++++ EXCERPTED RECORDS ++++

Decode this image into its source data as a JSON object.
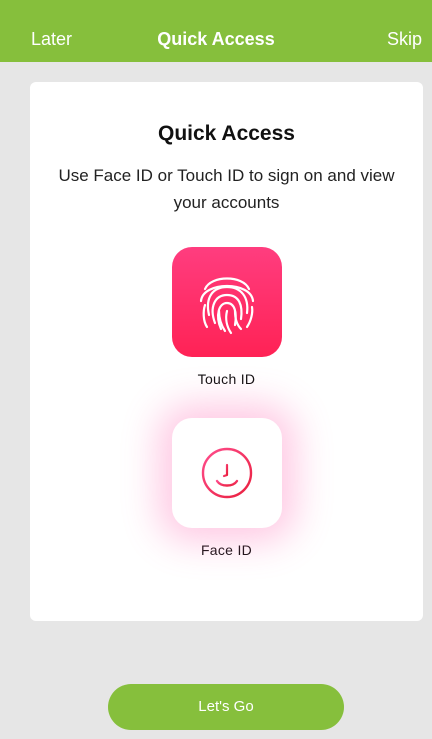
{
  "navbar": {
    "left_label": "Later",
    "title": "Quick Access",
    "right_label": "Skip",
    "background_color": "#86bf3c"
  },
  "card": {
    "title": "Quick Access",
    "subtitle": "Use Face ID or Touch ID to sign on and view your accounts",
    "options": [
      {
        "label": "Touch ID",
        "icon": "fingerprint-icon",
        "tile_color": "#ff2a66"
      },
      {
        "label": "Face ID",
        "icon": "face-icon",
        "tile_color": "#ffffff"
      }
    ]
  },
  "footer": {
    "button_label": "Let's Go",
    "button_color": "#86bf3c"
  }
}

++++

*WHAT THIS TASK INVOLVES*
Reproduce every line of the material precisely, omitting its pictures.

*SOLUTION TO THE EXERCISE*
Decode this image into its source data as a JSON object.
{
  "navbar": {
    "left_label": "Later",
    "title": "Quick Access",
    "right_label": "Skip",
    "background_color": "#86bf3c"
  },
  "card": {
    "title": "Quick Access",
    "subtitle": "Use Face ID or Touch ID to sign on and view your accounts",
    "options": [
      {
        "label": "Touch ID",
        "icon": "fingerprint-icon",
        "tile_color": "#ff2a66"
      },
      {
        "label": "Face ID",
        "icon": "face-icon",
        "tile_color": "#ffffff"
      }
    ]
  },
  "footer": {
    "button_label": "Let's Go",
    "button_color": "#86bf3c"
  }
}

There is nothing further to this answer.